> [Task]: Output the entries word for word. Omit images.

Recorded data:
>> Start

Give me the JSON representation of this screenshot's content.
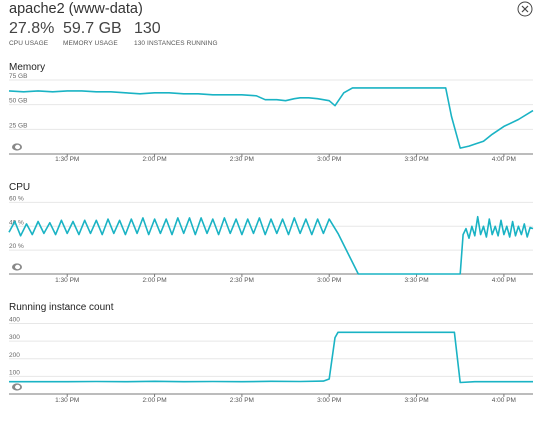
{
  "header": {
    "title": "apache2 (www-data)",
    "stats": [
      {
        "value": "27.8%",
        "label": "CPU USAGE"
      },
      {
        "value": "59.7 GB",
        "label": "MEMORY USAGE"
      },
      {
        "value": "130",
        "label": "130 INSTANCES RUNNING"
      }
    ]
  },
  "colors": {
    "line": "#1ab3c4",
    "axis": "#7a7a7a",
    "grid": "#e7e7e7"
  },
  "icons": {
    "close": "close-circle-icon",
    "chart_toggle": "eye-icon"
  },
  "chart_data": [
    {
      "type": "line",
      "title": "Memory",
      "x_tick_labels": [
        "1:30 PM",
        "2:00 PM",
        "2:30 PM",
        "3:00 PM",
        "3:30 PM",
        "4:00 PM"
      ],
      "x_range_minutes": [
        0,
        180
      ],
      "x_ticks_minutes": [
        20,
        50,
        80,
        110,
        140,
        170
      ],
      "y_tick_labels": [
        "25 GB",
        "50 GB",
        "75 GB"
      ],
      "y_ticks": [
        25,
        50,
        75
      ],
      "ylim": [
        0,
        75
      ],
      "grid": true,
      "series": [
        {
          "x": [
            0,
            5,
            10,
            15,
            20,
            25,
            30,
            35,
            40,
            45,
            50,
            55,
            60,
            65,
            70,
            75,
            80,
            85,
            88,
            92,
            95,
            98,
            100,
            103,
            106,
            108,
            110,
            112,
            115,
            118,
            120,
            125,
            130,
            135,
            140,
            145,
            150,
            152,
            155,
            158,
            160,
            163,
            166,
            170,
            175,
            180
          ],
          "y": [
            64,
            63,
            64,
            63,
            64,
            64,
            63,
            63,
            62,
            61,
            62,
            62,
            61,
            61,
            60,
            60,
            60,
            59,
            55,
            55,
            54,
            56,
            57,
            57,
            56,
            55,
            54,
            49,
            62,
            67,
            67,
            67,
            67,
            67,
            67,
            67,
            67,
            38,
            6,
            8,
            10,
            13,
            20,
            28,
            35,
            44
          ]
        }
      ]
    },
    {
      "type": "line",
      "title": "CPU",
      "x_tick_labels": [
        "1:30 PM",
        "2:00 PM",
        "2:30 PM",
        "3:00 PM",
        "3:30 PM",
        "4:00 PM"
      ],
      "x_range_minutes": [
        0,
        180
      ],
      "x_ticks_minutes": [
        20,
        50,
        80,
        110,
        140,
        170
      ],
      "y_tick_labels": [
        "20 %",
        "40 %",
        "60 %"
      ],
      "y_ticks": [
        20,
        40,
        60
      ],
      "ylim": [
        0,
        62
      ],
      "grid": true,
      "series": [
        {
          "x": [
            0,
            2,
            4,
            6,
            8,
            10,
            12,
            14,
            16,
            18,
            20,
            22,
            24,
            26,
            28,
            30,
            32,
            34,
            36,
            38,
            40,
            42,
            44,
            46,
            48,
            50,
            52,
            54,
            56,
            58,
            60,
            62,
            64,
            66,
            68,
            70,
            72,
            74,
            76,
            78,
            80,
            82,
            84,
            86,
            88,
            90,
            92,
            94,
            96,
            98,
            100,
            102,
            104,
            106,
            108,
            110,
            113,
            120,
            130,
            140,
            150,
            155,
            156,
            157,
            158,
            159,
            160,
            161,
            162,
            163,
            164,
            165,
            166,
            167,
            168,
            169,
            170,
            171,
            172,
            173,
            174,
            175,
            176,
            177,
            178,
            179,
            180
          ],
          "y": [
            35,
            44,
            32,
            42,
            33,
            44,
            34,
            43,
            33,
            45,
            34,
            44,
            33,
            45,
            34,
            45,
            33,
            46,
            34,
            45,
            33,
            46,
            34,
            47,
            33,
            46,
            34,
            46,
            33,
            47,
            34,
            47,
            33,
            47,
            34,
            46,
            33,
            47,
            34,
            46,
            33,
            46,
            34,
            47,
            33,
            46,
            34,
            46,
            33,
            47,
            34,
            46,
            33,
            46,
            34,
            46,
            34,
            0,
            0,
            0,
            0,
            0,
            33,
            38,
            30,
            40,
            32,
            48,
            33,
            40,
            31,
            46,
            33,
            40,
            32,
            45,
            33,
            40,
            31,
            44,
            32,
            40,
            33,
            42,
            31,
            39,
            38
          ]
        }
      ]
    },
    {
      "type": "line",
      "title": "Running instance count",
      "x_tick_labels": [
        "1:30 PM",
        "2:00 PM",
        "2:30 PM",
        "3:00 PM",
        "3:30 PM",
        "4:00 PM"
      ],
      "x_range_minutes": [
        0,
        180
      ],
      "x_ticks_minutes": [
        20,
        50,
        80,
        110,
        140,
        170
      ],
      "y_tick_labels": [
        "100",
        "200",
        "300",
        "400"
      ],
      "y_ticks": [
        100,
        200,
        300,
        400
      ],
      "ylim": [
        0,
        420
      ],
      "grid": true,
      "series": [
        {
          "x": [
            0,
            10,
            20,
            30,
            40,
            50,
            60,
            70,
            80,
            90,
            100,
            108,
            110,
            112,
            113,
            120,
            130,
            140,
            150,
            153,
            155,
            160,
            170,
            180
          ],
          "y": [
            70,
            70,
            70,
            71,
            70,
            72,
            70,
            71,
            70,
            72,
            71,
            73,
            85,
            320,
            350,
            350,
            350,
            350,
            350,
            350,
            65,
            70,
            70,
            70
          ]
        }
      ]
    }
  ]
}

>> End

> [Output of the exercise]:
Give me the JSON representation of this screenshot's content.
{
  "header": {
    "title": "apache2 (www-data)",
    "stats": [
      {
        "value": "27.8%",
        "label": "CPU USAGE"
      },
      {
        "value": "59.7 GB",
        "label": "MEMORY USAGE"
      },
      {
        "value": "130",
        "label": "130 INSTANCES RUNNING"
      }
    ]
  },
  "colors": {
    "line": "#1ab3c4",
    "axis": "#7a7a7a",
    "grid": "#e7e7e7"
  },
  "icons": {
    "close": "close-circle-icon",
    "chart_toggle": "eye-icon"
  },
  "chart_data": [
    {
      "type": "line",
      "title": "Memory",
      "x_tick_labels": [
        "1:30 PM",
        "2:00 PM",
        "2:30 PM",
        "3:00 PM",
        "3:30 PM",
        "4:00 PM"
      ],
      "x_range_minutes": [
        0,
        180
      ],
      "x_ticks_minutes": [
        20,
        50,
        80,
        110,
        140,
        170
      ],
      "y_tick_labels": [
        "25 GB",
        "50 GB",
        "75 GB"
      ],
      "y_ticks": [
        25,
        50,
        75
      ],
      "ylim": [
        0,
        75
      ],
      "grid": true,
      "series": [
        {
          "x": [
            0,
            5,
            10,
            15,
            20,
            25,
            30,
            35,
            40,
            45,
            50,
            55,
            60,
            65,
            70,
            75,
            80,
            85,
            88,
            92,
            95,
            98,
            100,
            103,
            106,
            108,
            110,
            112,
            115,
            118,
            120,
            125,
            130,
            135,
            140,
            145,
            150,
            152,
            155,
            158,
            160,
            163,
            166,
            170,
            175,
            180
          ],
          "y": [
            64,
            63,
            64,
            63,
            64,
            64,
            63,
            63,
            62,
            61,
            62,
            62,
            61,
            61,
            60,
            60,
            60,
            59,
            55,
            55,
            54,
            56,
            57,
            57,
            56,
            55,
            54,
            49,
            62,
            67,
            67,
            67,
            67,
            67,
            67,
            67,
            67,
            38,
            6,
            8,
            10,
            13,
            20,
            28,
            35,
            44
          ]
        }
      ]
    },
    {
      "type": "line",
      "title": "CPU",
      "x_tick_labels": [
        "1:30 PM",
        "2:00 PM",
        "2:30 PM",
        "3:00 PM",
        "3:30 PM",
        "4:00 PM"
      ],
      "x_range_minutes": [
        0,
        180
      ],
      "x_ticks_minutes": [
        20,
        50,
        80,
        110,
        140,
        170
      ],
      "y_tick_labels": [
        "20 %",
        "40 %",
        "60 %"
      ],
      "y_ticks": [
        20,
        40,
        60
      ],
      "ylim": [
        0,
        62
      ],
      "grid": true,
      "series": [
        {
          "x": [
            0,
            2,
            4,
            6,
            8,
            10,
            12,
            14,
            16,
            18,
            20,
            22,
            24,
            26,
            28,
            30,
            32,
            34,
            36,
            38,
            40,
            42,
            44,
            46,
            48,
            50,
            52,
            54,
            56,
            58,
            60,
            62,
            64,
            66,
            68,
            70,
            72,
            74,
            76,
            78,
            80,
            82,
            84,
            86,
            88,
            90,
            92,
            94,
            96,
            98,
            100,
            102,
            104,
            106,
            108,
            110,
            113,
            120,
            130,
            140,
            150,
            155,
            156,
            157,
            158,
            159,
            160,
            161,
            162,
            163,
            164,
            165,
            166,
            167,
            168,
            169,
            170,
            171,
            172,
            173,
            174,
            175,
            176,
            177,
            178,
            179,
            180
          ],
          "y": [
            35,
            44,
            32,
            42,
            33,
            44,
            34,
            43,
            33,
            45,
            34,
            44,
            33,
            45,
            34,
            45,
            33,
            46,
            34,
            45,
            33,
            46,
            34,
            47,
            33,
            46,
            34,
            46,
            33,
            47,
            34,
            47,
            33,
            47,
            34,
            46,
            33,
            47,
            34,
            46,
            33,
            46,
            34,
            47,
            33,
            46,
            34,
            46,
            33,
            47,
            34,
            46,
            33,
            46,
            34,
            46,
            34,
            0,
            0,
            0,
            0,
            0,
            33,
            38,
            30,
            40,
            32,
            48,
            33,
            40,
            31,
            46,
            33,
            40,
            32,
            45,
            33,
            40,
            31,
            44,
            32,
            40,
            33,
            42,
            31,
            39,
            38
          ]
        }
      ]
    },
    {
      "type": "line",
      "title": "Running instance count",
      "x_tick_labels": [
        "1:30 PM",
        "2:00 PM",
        "2:30 PM",
        "3:00 PM",
        "3:30 PM",
        "4:00 PM"
      ],
      "x_range_minutes": [
        0,
        180
      ],
      "x_ticks_minutes": [
        20,
        50,
        80,
        110,
        140,
        170
      ],
      "y_tick_labels": [
        "100",
        "200",
        "300",
        "400"
      ],
      "y_ticks": [
        100,
        200,
        300,
        400
      ],
      "ylim": [
        0,
        420
      ],
      "grid": true,
      "series": [
        {
          "x": [
            0,
            10,
            20,
            30,
            40,
            50,
            60,
            70,
            80,
            90,
            100,
            108,
            110,
            112,
            113,
            120,
            130,
            140,
            150,
            153,
            155,
            160,
            170,
            180
          ],
          "y": [
            70,
            70,
            70,
            71,
            70,
            72,
            70,
            71,
            70,
            72,
            71,
            73,
            85,
            320,
            350,
            350,
            350,
            350,
            350,
            350,
            65,
            70,
            70,
            70
          ]
        }
      ]
    }
  ]
}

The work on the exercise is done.